**The exercise:**
Select the lines of the records containing the word "analysis" and list them.
--- START Exercise materials ---
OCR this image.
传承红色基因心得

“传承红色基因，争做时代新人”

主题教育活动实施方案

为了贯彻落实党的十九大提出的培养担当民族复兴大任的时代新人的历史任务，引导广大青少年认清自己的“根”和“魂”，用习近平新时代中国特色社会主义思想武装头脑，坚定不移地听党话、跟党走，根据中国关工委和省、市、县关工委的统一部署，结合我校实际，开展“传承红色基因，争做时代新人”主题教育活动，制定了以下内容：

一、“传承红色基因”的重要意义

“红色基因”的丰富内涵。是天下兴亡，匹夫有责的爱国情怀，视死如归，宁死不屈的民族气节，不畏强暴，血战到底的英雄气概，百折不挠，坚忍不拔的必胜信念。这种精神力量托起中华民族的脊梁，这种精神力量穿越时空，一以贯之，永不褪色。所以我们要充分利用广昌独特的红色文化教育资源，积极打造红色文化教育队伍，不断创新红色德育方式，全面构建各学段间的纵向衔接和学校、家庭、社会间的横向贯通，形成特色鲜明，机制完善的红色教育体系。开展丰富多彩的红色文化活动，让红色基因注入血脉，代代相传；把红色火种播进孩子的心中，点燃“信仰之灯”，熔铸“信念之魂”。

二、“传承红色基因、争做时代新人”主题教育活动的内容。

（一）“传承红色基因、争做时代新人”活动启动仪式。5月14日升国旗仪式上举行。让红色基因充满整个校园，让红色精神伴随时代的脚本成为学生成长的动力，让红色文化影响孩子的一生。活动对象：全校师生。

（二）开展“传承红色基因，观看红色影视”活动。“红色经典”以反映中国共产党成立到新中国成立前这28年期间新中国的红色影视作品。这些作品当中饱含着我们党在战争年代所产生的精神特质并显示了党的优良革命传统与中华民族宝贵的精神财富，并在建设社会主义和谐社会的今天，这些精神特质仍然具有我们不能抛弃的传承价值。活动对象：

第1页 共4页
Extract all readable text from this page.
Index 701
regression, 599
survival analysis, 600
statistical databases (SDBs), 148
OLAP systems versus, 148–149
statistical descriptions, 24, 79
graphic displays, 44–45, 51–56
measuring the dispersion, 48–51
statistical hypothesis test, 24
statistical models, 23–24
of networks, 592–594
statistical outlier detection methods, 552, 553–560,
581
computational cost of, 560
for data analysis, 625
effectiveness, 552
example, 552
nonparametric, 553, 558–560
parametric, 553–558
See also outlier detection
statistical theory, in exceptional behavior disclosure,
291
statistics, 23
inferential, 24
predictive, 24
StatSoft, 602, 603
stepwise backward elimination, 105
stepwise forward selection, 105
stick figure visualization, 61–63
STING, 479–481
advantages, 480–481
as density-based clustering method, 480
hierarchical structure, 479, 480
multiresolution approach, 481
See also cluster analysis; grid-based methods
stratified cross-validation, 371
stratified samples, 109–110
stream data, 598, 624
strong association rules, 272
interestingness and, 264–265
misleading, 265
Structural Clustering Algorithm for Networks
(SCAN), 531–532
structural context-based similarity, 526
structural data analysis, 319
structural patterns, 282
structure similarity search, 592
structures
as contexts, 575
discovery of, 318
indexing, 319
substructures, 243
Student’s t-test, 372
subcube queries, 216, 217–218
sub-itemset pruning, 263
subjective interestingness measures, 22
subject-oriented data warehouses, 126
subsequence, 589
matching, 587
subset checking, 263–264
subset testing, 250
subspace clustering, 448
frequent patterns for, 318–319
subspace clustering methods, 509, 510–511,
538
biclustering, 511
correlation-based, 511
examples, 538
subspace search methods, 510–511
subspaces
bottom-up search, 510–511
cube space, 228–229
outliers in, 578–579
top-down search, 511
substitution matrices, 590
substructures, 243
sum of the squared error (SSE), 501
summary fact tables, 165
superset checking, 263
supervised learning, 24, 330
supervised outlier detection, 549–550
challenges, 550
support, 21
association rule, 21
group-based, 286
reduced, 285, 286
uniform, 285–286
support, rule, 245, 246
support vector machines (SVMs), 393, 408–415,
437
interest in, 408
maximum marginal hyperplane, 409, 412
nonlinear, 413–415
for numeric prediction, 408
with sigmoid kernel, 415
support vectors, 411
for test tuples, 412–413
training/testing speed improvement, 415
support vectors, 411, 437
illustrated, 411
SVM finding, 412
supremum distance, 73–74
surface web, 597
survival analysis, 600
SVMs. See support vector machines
--- END Exercise materials ---
--- START Exercise materials ---
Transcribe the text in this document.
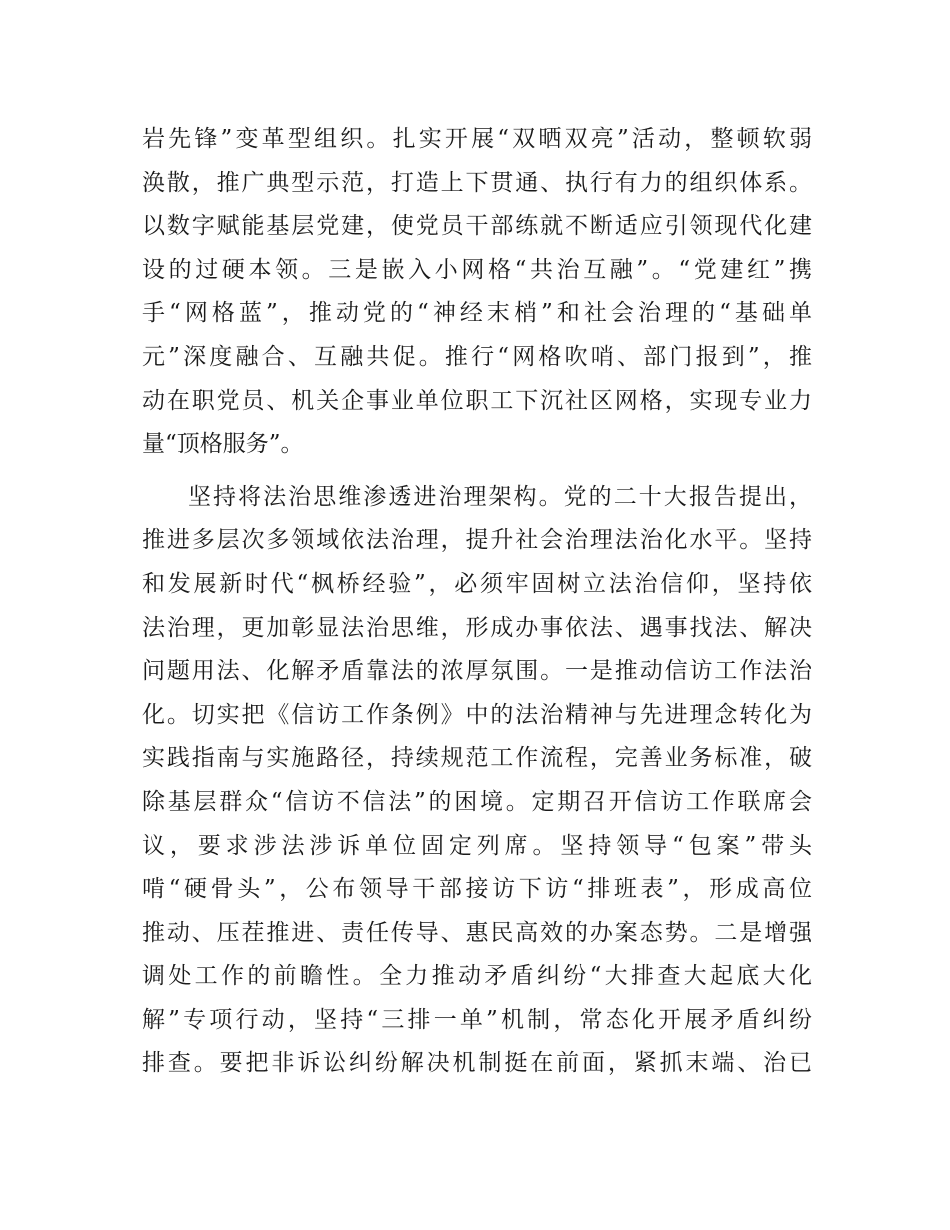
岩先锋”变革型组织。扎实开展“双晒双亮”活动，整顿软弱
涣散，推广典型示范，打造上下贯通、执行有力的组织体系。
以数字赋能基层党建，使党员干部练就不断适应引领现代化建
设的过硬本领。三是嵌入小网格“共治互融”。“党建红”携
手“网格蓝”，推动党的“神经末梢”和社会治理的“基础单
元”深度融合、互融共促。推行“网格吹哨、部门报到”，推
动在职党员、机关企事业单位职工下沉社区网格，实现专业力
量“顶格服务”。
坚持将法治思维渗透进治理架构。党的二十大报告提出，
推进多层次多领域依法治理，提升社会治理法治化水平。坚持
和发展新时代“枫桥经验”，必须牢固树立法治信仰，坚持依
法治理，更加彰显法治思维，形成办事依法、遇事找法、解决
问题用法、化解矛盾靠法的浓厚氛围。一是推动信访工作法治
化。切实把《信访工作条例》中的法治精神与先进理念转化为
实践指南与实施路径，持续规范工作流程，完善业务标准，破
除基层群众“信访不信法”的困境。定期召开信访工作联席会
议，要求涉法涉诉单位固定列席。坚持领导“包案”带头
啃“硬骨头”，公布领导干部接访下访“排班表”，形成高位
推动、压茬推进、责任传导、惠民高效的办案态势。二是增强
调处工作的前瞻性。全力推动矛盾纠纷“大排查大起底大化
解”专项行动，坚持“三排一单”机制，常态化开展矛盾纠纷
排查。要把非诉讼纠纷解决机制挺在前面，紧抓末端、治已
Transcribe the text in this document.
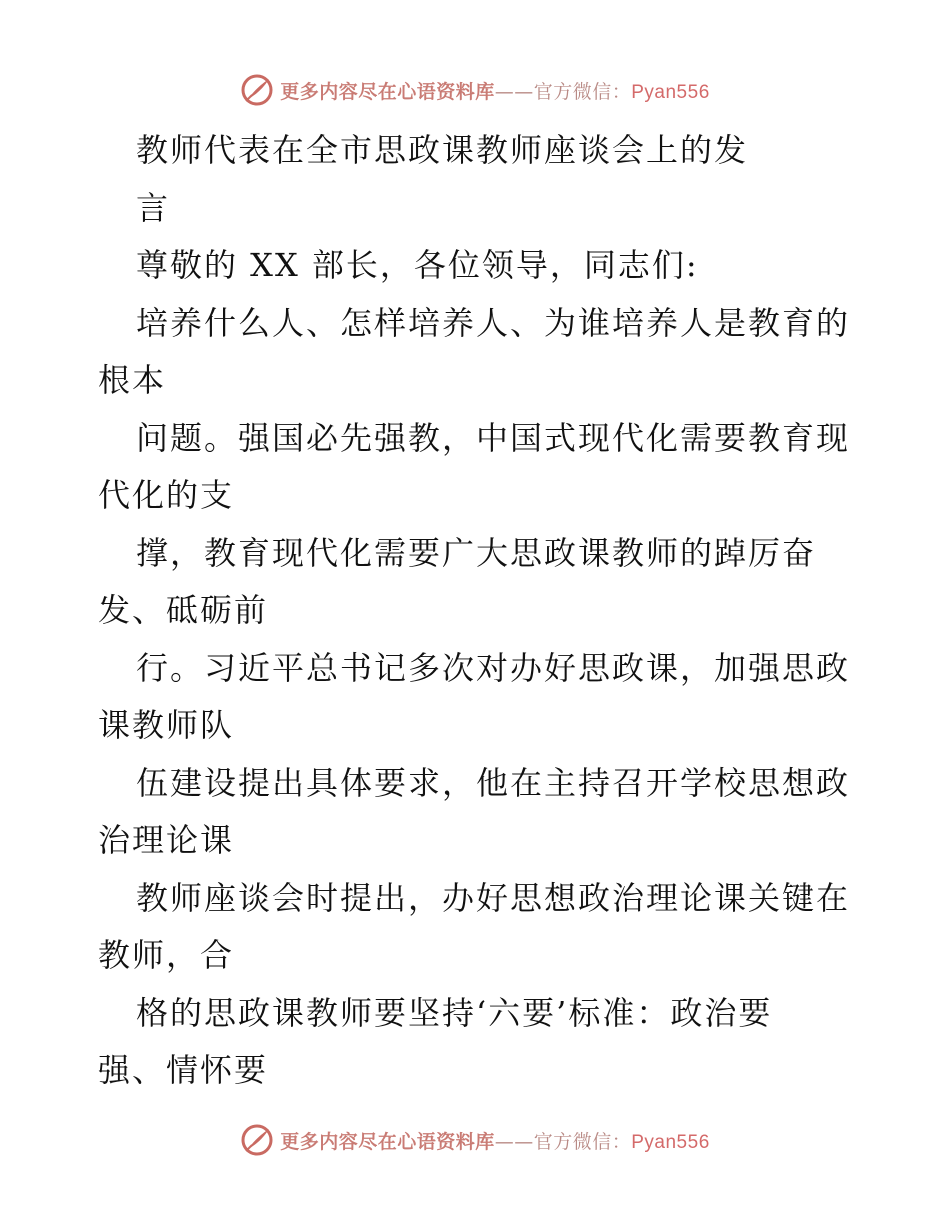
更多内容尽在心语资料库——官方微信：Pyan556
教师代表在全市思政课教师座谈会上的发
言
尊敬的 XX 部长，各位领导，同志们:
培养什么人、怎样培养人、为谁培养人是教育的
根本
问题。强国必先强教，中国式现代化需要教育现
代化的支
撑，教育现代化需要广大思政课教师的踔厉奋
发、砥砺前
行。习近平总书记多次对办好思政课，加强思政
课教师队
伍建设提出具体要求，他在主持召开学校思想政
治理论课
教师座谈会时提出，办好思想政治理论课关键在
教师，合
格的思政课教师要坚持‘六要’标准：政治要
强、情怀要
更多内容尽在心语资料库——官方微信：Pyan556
--- END Exercise materials ---
--- START Exercise materials ---
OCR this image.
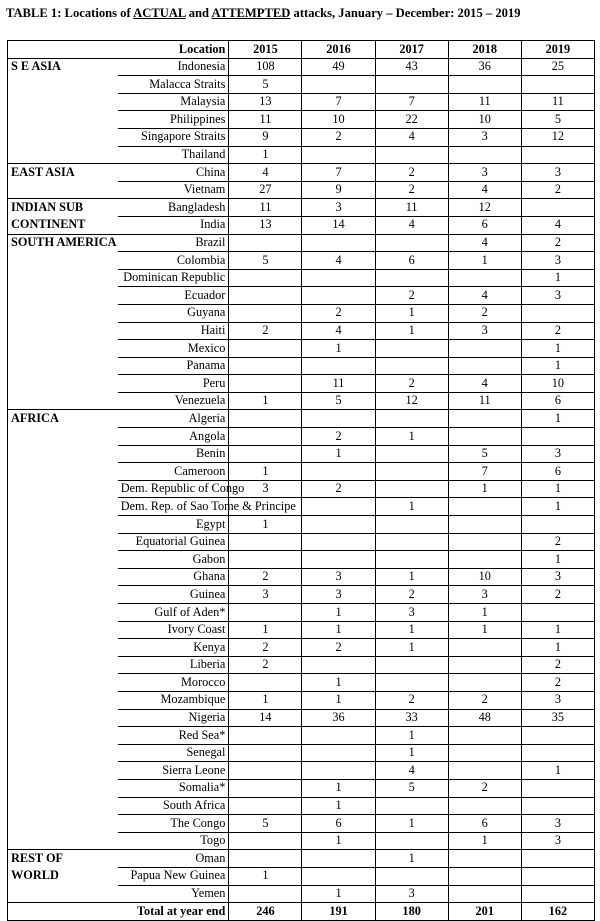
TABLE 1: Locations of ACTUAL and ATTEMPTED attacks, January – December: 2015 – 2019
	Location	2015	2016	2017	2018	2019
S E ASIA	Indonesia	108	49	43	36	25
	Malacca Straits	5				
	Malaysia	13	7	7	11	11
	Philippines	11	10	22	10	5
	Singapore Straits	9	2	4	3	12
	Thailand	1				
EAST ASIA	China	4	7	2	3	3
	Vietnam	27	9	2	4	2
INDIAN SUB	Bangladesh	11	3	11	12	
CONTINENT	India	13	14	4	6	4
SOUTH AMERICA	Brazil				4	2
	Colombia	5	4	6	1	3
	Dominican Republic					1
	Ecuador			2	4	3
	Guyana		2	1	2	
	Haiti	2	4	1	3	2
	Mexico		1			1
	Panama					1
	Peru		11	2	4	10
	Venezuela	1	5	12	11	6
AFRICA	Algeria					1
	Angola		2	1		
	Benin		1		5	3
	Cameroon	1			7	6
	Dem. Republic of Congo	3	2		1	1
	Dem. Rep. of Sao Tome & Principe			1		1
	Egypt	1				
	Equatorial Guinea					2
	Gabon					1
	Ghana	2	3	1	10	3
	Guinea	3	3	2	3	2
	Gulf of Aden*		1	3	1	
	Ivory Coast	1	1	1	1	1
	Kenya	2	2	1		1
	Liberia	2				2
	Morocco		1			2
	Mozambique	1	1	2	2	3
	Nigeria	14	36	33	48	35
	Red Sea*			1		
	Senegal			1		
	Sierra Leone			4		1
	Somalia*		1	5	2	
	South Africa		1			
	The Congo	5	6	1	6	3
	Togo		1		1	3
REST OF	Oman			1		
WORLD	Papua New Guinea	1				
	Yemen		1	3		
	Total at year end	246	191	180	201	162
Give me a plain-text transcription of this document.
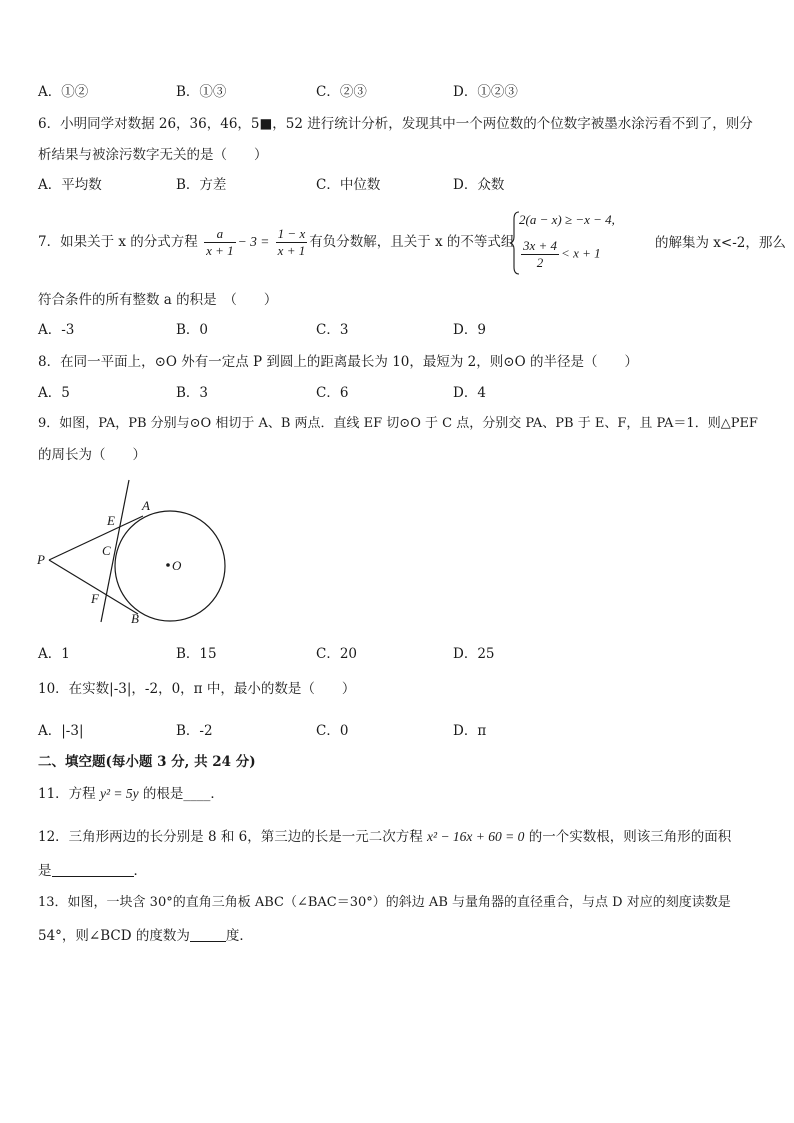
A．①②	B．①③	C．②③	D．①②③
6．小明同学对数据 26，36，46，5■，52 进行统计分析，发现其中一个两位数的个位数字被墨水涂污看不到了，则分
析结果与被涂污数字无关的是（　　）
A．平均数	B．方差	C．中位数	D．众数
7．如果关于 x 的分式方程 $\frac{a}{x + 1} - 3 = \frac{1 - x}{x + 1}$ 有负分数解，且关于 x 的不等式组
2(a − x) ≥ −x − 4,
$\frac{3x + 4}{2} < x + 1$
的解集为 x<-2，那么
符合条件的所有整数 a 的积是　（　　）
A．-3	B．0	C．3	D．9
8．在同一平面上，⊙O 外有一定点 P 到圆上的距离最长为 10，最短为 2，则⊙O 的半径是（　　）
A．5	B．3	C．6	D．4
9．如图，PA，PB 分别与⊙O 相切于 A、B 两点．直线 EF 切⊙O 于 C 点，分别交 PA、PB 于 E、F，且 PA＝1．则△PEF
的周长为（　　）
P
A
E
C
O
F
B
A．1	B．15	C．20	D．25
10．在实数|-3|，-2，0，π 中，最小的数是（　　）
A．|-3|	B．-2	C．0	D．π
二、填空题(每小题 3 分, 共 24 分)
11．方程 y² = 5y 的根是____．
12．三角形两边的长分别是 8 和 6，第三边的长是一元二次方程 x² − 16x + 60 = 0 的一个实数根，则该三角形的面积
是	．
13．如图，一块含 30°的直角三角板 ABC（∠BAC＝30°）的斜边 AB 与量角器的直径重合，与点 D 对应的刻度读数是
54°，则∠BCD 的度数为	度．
--- END Exercise materials ---
**Response to this exercise:**
survival analysis, 600
for data analysis, 625
See also cluster analysis; grid-based methods
structural data analysis, 319
survival analysis, 600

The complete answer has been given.